WHAT YOU ARE ASKED TO DO
From the entries below, work out the number of lines that hold the word "color", and give that number alone.
======== RECORDS SUPPLIED
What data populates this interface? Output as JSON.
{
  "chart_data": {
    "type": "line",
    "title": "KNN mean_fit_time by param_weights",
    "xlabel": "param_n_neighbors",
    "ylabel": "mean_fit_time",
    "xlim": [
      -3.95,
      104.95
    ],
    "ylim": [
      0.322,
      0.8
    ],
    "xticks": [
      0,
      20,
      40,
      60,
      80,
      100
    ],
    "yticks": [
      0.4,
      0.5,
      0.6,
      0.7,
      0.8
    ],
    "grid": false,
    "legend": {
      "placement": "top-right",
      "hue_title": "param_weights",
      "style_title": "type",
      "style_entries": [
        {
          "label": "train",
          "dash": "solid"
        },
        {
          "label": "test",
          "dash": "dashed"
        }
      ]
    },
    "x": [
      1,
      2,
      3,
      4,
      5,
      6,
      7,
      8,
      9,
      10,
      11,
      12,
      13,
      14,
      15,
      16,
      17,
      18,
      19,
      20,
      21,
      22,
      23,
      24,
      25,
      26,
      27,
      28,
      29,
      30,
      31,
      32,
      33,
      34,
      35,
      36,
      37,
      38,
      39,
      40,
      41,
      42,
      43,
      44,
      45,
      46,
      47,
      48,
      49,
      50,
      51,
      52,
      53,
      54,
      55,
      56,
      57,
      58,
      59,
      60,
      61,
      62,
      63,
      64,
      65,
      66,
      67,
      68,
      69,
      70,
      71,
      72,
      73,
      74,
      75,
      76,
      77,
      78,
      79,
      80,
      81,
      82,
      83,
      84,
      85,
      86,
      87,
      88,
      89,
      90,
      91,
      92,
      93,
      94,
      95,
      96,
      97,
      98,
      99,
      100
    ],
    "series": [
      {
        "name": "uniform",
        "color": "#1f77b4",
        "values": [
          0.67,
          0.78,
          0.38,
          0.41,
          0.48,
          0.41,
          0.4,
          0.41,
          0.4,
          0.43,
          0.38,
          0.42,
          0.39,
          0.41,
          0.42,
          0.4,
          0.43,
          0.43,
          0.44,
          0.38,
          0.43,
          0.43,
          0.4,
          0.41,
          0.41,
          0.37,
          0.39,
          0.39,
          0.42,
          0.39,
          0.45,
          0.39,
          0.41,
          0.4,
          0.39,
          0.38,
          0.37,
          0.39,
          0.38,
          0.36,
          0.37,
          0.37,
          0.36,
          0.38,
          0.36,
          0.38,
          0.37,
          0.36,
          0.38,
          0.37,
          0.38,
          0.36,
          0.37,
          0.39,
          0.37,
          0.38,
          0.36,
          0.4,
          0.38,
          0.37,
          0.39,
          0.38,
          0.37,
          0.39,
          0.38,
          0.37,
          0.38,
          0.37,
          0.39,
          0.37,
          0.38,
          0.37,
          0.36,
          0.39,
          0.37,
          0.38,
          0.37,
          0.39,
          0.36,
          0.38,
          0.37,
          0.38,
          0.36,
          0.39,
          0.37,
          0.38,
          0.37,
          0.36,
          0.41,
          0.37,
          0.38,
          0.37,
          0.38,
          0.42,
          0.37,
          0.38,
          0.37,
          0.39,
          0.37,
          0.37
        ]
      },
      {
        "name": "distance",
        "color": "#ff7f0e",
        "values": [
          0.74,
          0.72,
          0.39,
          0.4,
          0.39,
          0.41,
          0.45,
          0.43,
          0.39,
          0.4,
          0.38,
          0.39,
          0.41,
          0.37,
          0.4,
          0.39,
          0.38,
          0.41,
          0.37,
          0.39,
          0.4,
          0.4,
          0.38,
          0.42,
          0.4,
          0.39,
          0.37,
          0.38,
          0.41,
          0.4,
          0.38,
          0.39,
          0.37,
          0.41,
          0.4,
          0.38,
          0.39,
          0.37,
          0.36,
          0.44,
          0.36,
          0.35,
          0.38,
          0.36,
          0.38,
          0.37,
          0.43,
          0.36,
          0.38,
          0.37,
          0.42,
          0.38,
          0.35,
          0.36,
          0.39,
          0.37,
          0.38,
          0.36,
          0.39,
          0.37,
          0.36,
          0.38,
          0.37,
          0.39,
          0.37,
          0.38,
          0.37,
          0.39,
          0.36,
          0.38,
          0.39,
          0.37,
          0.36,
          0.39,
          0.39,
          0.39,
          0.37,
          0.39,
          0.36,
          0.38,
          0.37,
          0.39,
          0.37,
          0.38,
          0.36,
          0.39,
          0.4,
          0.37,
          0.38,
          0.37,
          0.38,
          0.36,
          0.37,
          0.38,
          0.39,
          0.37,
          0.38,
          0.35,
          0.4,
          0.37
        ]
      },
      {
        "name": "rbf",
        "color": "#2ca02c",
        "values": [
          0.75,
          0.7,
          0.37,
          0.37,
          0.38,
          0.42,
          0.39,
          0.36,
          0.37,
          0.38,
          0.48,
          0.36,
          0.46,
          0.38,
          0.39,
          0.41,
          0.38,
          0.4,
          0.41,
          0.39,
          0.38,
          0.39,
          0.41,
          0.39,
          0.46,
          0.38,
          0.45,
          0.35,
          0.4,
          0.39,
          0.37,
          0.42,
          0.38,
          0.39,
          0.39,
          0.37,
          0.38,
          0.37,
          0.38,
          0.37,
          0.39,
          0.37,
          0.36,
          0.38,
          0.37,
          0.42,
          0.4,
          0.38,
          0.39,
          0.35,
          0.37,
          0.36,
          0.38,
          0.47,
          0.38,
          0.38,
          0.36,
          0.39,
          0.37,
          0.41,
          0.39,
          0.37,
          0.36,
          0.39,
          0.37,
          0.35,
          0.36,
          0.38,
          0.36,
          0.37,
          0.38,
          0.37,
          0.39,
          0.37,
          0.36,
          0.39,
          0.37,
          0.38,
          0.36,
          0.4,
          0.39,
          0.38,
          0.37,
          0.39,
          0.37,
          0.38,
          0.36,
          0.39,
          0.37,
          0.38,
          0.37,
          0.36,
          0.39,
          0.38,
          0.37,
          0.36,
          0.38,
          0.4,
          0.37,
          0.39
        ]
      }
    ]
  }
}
================
FINISHED TASK
3